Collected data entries
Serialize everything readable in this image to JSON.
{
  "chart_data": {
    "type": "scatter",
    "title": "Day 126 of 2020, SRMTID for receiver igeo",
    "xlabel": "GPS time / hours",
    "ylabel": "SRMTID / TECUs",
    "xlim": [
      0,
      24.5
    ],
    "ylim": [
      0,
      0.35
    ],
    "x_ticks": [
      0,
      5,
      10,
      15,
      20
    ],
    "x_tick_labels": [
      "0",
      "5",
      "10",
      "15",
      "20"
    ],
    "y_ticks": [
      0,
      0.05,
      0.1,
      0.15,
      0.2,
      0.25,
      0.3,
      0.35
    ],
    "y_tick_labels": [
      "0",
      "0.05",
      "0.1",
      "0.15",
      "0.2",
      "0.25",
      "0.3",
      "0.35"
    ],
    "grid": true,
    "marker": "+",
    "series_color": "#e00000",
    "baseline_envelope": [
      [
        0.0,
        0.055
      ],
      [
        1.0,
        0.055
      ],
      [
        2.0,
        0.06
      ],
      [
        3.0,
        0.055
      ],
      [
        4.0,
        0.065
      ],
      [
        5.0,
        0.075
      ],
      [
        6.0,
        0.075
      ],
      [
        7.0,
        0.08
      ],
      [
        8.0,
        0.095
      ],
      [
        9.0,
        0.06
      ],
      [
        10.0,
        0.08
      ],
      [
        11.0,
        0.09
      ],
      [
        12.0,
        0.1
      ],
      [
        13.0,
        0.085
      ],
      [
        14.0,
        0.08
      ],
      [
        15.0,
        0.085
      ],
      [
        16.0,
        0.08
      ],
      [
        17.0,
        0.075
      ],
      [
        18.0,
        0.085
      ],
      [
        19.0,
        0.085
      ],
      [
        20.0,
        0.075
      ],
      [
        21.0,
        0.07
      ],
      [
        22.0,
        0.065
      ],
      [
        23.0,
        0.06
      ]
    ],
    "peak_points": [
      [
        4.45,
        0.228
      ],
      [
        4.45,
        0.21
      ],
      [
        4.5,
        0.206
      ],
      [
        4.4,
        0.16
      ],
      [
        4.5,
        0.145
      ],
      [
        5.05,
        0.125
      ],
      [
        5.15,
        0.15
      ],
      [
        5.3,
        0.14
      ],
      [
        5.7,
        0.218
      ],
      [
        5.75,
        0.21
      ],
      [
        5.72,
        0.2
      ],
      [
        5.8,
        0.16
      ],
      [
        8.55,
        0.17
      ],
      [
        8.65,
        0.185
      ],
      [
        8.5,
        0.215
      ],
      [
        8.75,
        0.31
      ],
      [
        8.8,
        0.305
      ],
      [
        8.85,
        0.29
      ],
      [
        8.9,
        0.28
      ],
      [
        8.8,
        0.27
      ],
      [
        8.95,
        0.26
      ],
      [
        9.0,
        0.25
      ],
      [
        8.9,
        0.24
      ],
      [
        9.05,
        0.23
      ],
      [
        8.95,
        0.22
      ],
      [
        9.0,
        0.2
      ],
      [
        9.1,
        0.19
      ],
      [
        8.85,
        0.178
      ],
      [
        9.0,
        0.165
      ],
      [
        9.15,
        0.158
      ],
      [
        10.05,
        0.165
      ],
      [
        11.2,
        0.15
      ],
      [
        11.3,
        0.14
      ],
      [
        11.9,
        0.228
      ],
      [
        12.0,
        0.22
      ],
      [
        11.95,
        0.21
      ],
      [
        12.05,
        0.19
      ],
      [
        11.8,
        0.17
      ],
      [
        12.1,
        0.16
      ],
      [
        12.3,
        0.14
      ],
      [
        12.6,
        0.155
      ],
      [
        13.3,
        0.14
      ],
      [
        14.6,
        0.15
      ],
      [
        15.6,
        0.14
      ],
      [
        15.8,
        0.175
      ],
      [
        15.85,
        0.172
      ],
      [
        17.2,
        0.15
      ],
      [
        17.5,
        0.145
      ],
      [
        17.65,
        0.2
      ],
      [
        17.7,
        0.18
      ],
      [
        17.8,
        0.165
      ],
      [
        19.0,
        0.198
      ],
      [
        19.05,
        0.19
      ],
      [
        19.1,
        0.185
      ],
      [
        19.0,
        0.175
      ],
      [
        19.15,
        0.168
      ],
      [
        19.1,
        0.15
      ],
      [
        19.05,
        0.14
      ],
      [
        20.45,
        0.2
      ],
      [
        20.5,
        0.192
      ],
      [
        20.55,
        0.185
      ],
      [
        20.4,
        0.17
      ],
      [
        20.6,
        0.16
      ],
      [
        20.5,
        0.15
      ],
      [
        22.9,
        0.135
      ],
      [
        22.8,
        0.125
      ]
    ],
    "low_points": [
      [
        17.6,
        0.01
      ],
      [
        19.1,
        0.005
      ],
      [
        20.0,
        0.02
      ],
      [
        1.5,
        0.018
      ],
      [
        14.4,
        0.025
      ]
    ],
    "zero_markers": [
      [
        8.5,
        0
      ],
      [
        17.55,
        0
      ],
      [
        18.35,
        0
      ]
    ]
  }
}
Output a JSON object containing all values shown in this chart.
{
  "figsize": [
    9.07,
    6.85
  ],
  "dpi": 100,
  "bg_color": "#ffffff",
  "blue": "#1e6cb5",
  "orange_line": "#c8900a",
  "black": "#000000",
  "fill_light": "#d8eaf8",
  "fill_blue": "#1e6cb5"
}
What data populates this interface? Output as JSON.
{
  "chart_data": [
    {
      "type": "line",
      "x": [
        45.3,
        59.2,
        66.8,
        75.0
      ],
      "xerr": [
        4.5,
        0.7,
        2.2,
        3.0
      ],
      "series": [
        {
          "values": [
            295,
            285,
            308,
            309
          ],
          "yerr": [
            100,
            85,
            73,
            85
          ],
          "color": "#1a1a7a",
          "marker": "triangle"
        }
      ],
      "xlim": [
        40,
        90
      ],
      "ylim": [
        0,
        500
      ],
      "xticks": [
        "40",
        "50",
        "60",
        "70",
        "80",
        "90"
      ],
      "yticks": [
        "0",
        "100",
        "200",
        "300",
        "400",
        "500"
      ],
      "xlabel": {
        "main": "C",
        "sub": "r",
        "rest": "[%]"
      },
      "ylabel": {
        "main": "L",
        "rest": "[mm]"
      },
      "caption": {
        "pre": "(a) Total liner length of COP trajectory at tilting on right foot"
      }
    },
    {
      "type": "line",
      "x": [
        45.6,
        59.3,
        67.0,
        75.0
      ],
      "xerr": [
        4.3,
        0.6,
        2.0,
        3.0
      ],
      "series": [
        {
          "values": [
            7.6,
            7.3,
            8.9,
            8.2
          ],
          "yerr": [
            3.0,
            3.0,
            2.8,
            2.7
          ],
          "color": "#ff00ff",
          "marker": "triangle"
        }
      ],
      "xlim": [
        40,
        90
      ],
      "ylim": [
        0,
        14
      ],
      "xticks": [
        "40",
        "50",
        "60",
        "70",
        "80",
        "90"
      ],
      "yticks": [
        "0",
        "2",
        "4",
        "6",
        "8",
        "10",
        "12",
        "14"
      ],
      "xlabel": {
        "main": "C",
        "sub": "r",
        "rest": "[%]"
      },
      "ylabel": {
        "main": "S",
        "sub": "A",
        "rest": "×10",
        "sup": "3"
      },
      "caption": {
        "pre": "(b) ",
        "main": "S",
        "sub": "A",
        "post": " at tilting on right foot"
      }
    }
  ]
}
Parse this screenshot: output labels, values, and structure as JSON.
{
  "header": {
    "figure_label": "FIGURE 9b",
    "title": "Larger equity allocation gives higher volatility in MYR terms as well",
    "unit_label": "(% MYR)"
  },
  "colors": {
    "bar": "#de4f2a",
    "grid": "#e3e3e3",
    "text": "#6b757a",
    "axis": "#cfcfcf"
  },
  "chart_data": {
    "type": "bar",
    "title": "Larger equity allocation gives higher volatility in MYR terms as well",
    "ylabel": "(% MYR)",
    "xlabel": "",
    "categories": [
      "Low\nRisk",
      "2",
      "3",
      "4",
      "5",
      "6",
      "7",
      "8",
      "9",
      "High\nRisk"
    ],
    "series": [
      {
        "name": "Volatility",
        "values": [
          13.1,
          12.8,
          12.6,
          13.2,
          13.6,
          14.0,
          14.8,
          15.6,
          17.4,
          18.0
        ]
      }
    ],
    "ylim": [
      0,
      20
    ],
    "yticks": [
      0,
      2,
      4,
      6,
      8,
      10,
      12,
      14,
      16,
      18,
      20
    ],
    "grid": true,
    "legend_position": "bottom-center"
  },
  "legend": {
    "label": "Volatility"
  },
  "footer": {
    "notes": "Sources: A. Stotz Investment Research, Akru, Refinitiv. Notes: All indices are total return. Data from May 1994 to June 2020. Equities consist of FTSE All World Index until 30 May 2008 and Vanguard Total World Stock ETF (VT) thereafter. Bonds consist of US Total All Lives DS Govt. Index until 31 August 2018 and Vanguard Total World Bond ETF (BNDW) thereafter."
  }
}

## Aim
Only a number is wanted: how many lines of the material above hold "SRMTID"?

## Solution for this task
2